_What the task requires_
Reproduce the material in full, unchanged.

▬▬▬▬▬▬▬▬▬▬

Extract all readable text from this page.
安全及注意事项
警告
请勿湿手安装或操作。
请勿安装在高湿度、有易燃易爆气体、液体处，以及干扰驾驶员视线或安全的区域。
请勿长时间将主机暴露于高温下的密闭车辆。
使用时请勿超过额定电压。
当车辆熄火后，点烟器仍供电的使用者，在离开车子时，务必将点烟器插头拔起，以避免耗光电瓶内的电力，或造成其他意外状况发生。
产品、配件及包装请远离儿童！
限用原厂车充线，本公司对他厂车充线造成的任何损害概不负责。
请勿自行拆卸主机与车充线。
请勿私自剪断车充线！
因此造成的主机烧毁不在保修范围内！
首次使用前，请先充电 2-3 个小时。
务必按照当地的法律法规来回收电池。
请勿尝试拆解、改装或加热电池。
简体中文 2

▬▬▬▬▬▬▬▬▬▬

_Result of this task_
Extract all readable text from this page.
安全及注意事项
警告
请勿湿手安装或操作。
请勿安装在高湿度、有易燃易爆气体、液体处，以及干扰驾驶员视线或安全的区域。
请勿长时间将主机暴露于高温下的密闭车辆。
使用时请勿超过额定电压。
当车辆熄火后，点烟器仍供电的使用者，在离开车子时，务必将点烟器插头拔起，以避免耗光电瓶内的电力，或造成其他意外状况发生。
产品、配件及包装请远离儿童！
限用原厂车充线，本公司对他厂车充线造成的任何损害概不负责。
请勿自行拆卸主机与车充线。
请勿私自剪断车充线！
因此造成的主机烧毁不在保修范围内！
首次使用前，请先充电 2-3 个小时。
务必按照当地的法律法规来回收电池。
请勿尝试拆解、改装或加热电池。
简体中文 2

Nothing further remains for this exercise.